**Written problem A:**
In the notes on scaled descent, what shape do the level sets of the quadratic function take?

** start of Text extract **

Scaled Descent

CPSC 406 – Computational Optimization

Scaled descent

  • conditioning
  • scaled gradient direction
  • Gauss Newton

Zig-zagging

Consider the quadratic function with \(H\) symmetric and positive definite \[ f(x) = \frac{1}{2} x\T H x, \qquad H = U\Lambda U\T \]

level sets are ellipsoids:

gradient descent from two starting points:

  • eigenvectors of \(H\) are principal axes
  • eigenvalues are the lengths of the “unit ellipse” axes

Gradient descent zig-zags

Let \(x^1, x^2,\ldots\) be the iterates generated by gradient descent with exact linesearch. Then

\[ (x^{k+1} - x^k)^T (x^{k+2}-x^{k+1}) = 0 \]

Proof: exact steplength satisfies

\[ \alpha^k = \argmin_{\alpha>0} \phi(\alpha):=f(x^k + \alpha d^k), \quad d^k = -\nabla f(x^k) \]

  • optimality of step \(\alpha=\alpha^k\)

** end of Text extract **
** start of Listed records **

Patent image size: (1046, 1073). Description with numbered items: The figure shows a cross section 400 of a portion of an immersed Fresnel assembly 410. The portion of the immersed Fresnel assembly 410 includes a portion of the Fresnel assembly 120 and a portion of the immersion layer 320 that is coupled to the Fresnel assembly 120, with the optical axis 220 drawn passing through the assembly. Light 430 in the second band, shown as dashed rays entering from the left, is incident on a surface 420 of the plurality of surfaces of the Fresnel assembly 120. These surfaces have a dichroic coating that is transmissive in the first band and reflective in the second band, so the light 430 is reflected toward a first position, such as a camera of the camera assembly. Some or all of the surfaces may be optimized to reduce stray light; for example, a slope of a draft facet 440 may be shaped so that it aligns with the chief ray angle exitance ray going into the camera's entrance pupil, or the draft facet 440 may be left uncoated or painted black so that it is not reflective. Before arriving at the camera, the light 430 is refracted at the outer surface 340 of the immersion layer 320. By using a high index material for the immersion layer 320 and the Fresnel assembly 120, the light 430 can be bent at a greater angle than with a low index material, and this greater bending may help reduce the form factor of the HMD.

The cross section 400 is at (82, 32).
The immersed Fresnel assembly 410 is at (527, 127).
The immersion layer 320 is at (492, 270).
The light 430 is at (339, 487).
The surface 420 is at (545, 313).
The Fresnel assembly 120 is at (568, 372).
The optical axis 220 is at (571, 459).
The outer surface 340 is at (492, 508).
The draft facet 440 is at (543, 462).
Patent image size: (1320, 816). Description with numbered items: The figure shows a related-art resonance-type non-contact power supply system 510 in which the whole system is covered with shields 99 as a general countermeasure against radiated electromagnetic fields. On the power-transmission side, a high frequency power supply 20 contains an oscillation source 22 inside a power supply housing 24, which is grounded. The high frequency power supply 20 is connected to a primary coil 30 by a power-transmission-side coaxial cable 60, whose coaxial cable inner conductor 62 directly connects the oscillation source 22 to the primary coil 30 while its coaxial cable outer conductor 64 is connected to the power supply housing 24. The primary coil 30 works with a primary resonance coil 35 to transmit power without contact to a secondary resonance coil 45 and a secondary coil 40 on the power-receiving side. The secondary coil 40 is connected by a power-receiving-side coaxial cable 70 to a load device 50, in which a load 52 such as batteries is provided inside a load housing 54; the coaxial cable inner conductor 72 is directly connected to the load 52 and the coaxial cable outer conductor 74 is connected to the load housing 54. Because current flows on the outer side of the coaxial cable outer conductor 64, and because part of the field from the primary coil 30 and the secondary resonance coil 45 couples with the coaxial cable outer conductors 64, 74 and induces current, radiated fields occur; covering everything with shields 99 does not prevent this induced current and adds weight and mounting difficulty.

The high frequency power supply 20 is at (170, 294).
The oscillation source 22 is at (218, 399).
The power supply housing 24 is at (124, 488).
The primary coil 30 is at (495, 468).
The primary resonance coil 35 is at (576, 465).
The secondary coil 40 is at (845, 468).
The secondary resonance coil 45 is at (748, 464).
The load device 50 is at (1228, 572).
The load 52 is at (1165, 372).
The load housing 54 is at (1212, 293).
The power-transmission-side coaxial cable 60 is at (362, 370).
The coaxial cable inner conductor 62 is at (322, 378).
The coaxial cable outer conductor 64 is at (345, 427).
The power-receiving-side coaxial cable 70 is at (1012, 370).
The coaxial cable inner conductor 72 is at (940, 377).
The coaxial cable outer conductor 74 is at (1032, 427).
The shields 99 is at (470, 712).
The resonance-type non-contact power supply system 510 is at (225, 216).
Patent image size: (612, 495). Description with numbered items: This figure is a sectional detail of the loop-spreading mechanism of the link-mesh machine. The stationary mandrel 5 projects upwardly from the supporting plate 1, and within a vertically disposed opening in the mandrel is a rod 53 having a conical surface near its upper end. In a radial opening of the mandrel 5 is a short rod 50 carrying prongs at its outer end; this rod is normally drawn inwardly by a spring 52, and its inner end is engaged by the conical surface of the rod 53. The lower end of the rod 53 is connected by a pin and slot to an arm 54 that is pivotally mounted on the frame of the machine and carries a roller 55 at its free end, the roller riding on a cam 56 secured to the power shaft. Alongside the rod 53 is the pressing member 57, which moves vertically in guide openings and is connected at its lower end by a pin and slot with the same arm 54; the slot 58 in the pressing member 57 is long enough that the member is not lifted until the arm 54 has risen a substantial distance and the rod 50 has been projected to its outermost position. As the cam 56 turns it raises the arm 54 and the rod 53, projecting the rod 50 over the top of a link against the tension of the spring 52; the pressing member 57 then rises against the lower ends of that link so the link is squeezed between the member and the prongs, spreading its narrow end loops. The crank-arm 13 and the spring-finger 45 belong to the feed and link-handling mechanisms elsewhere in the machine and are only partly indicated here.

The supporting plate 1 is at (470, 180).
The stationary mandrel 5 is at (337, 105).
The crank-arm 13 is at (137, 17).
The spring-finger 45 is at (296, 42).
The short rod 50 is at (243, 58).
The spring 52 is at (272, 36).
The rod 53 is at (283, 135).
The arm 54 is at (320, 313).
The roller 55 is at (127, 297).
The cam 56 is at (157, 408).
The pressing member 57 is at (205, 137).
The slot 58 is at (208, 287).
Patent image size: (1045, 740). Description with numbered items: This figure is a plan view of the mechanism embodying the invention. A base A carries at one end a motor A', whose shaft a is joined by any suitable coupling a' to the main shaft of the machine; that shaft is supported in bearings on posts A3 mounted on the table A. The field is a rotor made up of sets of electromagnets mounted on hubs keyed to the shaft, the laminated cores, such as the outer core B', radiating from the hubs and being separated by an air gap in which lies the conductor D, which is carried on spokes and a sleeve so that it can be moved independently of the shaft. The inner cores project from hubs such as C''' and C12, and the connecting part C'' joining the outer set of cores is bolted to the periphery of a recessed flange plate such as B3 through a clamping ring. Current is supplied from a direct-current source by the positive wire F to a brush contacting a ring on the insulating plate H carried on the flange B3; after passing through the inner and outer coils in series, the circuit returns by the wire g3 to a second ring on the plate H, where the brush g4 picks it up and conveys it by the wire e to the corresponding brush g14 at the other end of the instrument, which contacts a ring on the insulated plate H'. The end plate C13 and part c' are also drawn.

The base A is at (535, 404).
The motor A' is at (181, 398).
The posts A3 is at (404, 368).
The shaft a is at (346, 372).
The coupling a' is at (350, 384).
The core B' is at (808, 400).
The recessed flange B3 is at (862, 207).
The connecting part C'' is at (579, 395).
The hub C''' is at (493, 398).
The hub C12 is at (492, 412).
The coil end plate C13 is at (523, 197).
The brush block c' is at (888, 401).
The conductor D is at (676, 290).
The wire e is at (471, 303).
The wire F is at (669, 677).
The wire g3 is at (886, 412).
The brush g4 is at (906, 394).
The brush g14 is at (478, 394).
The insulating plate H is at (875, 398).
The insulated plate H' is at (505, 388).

** end of Listed records **

**Written problem B:**
Convert the rows from the line containing "Patent image size: (1045, 740)." up to and including the line containing "The base A is at (535, 404)." into a JSON list of strings, one string per line, skipping blank lines.

**Complete response A:**
They are ellipsoids.

**Complete response B:**
[
  "Patent image size: (1045, 740). Description with numbered items: This figure is a plan view of the mechanism embodying the invention. A base A carries at one end a motor A', whose shaft a is joined by any suitable coupling a' to the main shaft of the machine; that shaft is supported in bearings on posts A3 mounted on the table A. The field is a rotor made up of sets of electromagnets mounted on hubs keyed to the shaft, the laminated cores, such as the outer core B', radiating from the hubs and being separated by an air gap in which lies the conductor D, which is carried on spokes and a sleeve so that it can be moved independently of the shaft. The inner cores project from hubs such as C''' and C12, and the connecting part C'' joining the outer set of cores is bolted to the periphery of a recessed flange plate such as B3 through a clamping ring. Current is supplied from a direct-current source by the positive wire F to a brush contacting a ring on the insulating plate H carried on the flange B3; after passing through the inner and outer coils in series, the circuit returns by the wire g3 to a second ring on the plate H, where the brush g4 picks it up and conveys it by the wire e to the corresponding brush g14 at the other end of the instrument, which contacts a ring on the insulated plate H'. The end plate C13 and part c' are also drawn.",
  "The base A is at (535, 404)."
]